___ Available data ___

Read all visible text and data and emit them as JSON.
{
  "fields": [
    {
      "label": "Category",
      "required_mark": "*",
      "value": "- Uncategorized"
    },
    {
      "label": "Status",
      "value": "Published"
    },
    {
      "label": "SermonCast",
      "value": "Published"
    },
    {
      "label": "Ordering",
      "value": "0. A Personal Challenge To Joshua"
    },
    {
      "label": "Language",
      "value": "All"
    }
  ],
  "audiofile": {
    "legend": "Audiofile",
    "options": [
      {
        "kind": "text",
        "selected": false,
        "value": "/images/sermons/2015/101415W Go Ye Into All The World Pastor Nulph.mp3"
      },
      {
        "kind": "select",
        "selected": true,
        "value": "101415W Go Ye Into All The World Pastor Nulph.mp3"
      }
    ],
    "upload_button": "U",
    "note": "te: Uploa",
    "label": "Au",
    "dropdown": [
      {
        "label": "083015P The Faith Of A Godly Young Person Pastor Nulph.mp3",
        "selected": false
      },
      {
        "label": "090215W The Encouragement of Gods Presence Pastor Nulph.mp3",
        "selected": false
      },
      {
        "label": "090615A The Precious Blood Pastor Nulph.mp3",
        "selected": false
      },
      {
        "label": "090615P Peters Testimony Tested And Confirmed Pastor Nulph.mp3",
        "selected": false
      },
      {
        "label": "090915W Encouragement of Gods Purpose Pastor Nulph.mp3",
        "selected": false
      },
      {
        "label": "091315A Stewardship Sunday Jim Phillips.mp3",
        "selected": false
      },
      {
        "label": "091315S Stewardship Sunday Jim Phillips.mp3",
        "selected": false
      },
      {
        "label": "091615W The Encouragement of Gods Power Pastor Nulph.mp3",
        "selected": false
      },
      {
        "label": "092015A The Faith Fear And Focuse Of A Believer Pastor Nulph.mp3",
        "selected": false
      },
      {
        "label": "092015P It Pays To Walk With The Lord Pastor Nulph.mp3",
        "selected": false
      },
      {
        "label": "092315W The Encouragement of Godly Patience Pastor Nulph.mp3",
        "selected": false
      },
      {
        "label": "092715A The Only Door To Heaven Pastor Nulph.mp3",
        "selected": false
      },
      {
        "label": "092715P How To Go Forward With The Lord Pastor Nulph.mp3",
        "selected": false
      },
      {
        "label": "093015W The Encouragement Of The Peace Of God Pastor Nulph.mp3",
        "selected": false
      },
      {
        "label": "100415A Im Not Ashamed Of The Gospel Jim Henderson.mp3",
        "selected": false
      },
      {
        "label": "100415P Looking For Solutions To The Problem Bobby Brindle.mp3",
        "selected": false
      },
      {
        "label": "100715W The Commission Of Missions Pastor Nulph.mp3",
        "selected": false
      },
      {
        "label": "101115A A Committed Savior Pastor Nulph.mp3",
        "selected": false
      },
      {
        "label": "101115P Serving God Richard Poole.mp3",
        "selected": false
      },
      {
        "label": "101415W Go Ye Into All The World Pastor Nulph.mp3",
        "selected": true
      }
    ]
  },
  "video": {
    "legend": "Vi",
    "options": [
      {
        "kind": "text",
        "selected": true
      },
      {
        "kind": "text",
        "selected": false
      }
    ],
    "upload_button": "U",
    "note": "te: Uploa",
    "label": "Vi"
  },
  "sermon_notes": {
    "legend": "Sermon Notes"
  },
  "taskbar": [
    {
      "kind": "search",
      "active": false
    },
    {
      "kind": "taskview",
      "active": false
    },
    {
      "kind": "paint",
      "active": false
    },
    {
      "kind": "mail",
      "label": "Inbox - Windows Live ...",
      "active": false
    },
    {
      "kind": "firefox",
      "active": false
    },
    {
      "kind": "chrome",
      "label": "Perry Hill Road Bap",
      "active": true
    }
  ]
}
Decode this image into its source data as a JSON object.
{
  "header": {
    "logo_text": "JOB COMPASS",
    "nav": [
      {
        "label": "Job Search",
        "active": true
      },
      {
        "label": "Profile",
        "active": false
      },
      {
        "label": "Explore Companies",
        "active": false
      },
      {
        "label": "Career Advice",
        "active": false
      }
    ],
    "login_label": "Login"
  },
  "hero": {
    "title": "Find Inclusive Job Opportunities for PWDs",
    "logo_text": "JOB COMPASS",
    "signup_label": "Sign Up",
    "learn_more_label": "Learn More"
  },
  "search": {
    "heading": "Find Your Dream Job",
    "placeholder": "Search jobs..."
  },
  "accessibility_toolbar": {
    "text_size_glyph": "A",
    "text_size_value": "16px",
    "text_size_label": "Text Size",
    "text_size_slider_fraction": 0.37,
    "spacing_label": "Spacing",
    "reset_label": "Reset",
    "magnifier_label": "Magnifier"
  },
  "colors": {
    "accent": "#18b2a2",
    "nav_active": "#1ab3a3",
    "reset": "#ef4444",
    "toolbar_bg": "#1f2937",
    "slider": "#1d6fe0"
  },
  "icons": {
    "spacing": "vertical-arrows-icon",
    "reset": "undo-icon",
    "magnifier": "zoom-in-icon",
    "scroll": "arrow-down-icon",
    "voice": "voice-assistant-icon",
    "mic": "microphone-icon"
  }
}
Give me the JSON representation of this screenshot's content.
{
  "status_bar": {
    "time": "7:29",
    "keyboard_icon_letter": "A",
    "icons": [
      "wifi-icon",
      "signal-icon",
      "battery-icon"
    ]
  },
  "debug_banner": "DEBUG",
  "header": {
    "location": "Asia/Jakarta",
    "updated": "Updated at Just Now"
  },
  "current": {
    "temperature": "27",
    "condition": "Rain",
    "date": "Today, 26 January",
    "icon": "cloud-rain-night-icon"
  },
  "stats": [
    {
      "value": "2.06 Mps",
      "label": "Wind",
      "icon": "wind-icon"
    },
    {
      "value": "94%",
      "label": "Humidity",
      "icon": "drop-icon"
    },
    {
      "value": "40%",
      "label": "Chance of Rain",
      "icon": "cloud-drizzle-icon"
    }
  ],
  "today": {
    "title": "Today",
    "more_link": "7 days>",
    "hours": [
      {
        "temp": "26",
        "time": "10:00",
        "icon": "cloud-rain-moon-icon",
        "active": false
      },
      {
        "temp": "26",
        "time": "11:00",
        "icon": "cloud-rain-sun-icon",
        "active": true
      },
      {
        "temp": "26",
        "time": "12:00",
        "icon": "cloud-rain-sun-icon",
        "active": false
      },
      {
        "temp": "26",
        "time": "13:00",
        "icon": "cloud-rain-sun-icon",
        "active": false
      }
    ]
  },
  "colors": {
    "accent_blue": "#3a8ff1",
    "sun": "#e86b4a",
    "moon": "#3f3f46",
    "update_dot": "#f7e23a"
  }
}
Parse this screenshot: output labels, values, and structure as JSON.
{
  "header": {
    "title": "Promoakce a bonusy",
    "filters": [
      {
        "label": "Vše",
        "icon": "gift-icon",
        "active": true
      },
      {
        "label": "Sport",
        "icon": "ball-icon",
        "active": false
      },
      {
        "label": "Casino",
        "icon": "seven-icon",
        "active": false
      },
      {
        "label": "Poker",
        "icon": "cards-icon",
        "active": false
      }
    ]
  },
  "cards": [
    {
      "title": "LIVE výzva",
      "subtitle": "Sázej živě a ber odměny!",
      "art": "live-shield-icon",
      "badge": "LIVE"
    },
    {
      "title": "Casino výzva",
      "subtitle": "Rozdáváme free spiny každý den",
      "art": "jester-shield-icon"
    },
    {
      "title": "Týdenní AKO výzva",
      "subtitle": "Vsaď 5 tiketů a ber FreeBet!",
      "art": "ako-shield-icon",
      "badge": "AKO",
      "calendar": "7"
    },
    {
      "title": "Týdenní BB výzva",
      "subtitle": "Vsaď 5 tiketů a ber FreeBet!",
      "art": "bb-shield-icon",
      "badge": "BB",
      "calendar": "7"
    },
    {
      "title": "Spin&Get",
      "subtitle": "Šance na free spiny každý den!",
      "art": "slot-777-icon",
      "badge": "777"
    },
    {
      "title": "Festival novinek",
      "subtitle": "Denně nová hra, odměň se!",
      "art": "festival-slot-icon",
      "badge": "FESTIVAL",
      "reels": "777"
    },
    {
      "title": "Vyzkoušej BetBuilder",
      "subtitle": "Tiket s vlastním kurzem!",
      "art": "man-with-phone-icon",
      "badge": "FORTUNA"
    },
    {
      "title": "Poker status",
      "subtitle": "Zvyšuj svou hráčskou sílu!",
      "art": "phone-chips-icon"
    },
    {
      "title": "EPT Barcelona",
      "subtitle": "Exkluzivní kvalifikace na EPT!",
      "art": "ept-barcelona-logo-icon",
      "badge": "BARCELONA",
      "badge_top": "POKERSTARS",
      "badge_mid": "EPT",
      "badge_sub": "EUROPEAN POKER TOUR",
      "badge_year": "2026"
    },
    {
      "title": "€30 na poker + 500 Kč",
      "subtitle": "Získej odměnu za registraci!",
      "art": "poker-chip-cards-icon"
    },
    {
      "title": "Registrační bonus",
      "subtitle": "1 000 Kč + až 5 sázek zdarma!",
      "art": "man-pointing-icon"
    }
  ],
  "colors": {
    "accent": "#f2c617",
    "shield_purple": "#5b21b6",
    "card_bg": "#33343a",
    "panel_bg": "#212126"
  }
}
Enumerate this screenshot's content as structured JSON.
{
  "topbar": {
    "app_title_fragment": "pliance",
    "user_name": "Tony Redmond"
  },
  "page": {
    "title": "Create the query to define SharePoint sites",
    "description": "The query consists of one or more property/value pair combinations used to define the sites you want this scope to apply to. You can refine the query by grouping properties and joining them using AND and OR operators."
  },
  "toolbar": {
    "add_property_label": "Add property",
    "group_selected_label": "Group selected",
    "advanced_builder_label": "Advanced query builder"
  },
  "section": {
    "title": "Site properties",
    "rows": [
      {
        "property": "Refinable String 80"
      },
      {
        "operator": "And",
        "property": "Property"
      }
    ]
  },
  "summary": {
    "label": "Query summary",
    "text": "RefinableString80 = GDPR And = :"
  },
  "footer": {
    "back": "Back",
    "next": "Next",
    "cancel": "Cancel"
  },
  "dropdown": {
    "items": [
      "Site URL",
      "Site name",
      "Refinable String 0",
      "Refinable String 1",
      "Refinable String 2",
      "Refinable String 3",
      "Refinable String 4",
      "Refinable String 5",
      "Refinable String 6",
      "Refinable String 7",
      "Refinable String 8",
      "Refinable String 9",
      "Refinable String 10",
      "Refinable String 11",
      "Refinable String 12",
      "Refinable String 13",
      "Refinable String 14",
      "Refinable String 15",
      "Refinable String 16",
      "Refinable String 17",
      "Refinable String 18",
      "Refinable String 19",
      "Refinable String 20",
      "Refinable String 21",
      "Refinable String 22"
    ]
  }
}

___

Your reply is one number: how many lines of the records above contain the word "spiny".

2